→ What the exercise asks:
Extract each record and reproduce it exactly.

--------------------

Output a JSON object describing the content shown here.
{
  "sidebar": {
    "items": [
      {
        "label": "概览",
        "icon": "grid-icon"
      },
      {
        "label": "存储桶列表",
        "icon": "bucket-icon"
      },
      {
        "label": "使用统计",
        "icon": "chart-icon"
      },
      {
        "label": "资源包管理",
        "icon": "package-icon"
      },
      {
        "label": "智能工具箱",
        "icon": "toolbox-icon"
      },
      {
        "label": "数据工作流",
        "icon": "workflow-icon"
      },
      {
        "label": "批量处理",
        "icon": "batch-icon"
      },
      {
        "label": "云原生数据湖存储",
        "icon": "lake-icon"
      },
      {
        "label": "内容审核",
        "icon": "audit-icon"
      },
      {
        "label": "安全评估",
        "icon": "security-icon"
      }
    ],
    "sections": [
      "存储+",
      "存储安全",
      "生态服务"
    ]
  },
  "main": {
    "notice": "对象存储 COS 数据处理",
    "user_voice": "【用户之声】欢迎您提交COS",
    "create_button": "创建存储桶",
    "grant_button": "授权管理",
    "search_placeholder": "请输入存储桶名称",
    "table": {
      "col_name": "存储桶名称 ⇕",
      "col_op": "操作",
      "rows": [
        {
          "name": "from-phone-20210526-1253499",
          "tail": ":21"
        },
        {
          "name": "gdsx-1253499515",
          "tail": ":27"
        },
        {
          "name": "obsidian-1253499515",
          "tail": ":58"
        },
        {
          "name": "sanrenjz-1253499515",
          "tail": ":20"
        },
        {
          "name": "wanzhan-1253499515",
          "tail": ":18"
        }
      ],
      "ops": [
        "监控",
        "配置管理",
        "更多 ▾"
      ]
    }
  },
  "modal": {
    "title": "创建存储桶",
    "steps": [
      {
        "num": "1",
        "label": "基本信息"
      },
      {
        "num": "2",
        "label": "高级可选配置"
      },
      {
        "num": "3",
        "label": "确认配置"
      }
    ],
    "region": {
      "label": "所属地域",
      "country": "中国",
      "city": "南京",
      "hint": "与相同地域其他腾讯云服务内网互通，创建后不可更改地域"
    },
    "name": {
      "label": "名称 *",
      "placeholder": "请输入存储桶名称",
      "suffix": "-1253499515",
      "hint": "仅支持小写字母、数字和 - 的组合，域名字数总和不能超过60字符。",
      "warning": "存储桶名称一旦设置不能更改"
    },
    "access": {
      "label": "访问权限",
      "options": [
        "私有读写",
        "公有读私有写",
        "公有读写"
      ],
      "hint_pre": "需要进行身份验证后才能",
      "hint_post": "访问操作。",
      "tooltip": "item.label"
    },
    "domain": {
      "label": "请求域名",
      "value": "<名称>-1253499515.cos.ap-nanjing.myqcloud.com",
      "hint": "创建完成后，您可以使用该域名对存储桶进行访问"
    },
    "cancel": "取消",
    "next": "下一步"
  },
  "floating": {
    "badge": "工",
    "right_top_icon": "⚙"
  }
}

--------------------

→ Reply:
Output a JSON object describing the content shown here.
{
  "sidebar": {
    "items": [
      {
        "label": "概览",
        "icon": "grid-icon"
      },
      {
        "label": "存储桶列表",
        "icon": "bucket-icon"
      },
      {
        "label": "使用统计",
        "icon": "chart-icon"
      },
      {
        "label": "资源包管理",
        "icon": "package-icon"
      },
      {
        "label": "智能工具箱",
        "icon": "toolbox-icon"
      },
      {
        "label": "数据工作流",
        "icon": "workflow-icon"
      },
      {
        "label": "批量处理",
        "icon": "batch-icon"
      },
      {
        "label": "云原生数据湖存储",
        "icon": "lake-icon"
      },
      {
        "label": "内容审核",
        "icon": "audit-icon"
      },
      {
        "label": "安全评估",
        "icon": "security-icon"
      }
    ],
    "sections": [
      "存储+",
      "存储安全",
      "生态服务"
    ]
  },
  "main": {
    "notice": "对象存储 COS 数据处理",
    "user_voice": "【用户之声】欢迎您提交COS",
    "create_button": "创建存储桶",
    "grant_button": "授权管理",
    "search_placeholder": "请输入存储桶名称",
    "table": {
      "col_name": "存储桶名称 ⇕",
      "col_op": "操作",
      "rows": [
        {
          "name": "from-phone-20210526-1253499",
          "tail": ":21"
        },
        {
          "name": "gdsx-1253499515",
          "tail": ":27"
        },
        {
          "name": "obsidian-1253499515",
          "tail": ":58"
        },
        {
          "name": "sanrenjz-1253499515",
          "tail": ":20"
        },
        {
          "name": "wanzhan-1253499515",
          "tail": ":18"
        }
      ],
      "ops": [
        "监控",
        "配置管理",
        "更多 ▾"
      ]
    }
  },
  "modal": {
    "title": "创建存储桶",
    "steps": [
      {
        "num": "1",
        "label": "基本信息"
      },
      {
        "num": "2",
        "label": "高级可选配置"
      },
      {
        "num": "3",
        "label": "确认配置"
      }
    ],
    "region": {
      "label": "所属地域",
      "country": "中国",
      "city": "南京",
      "hint": "与相同地域其他腾讯云服务内网互通，创建后不可更改地域"
    },
    "name": {
      "label": "名称 *",
      "placeholder": "请输入存储桶名称",
      "suffix": "-1253499515",
      "hint": "仅支持小写字母、数字和 - 的组合，域名字数总和不能超过60字符。",
      "warning": "存储桶名称一旦设置不能更改"
    },
    "access": {
      "label": "访问权限",
      "options": [
        "私有读写",
        "公有读私有写",
        "公有读写"
      ],
      "hint_pre": "需要进行身份验证后才能",
      "hint_post": "访问操作。",
      "tooltip": "item.label"
    },
    "domain": {
      "label": "请求域名",
      "value": "<名称>-1253499515.cos.ap-nanjing.myqcloud.com",
      "hint": "创建完成后，您可以使用该域名对存储桶进行访问"
    },
    "cancel": "取消",
    "next": "下一步"
  },
  "floating": {
    "badge": "工",
    "right_top_icon": "⚙"
  }
}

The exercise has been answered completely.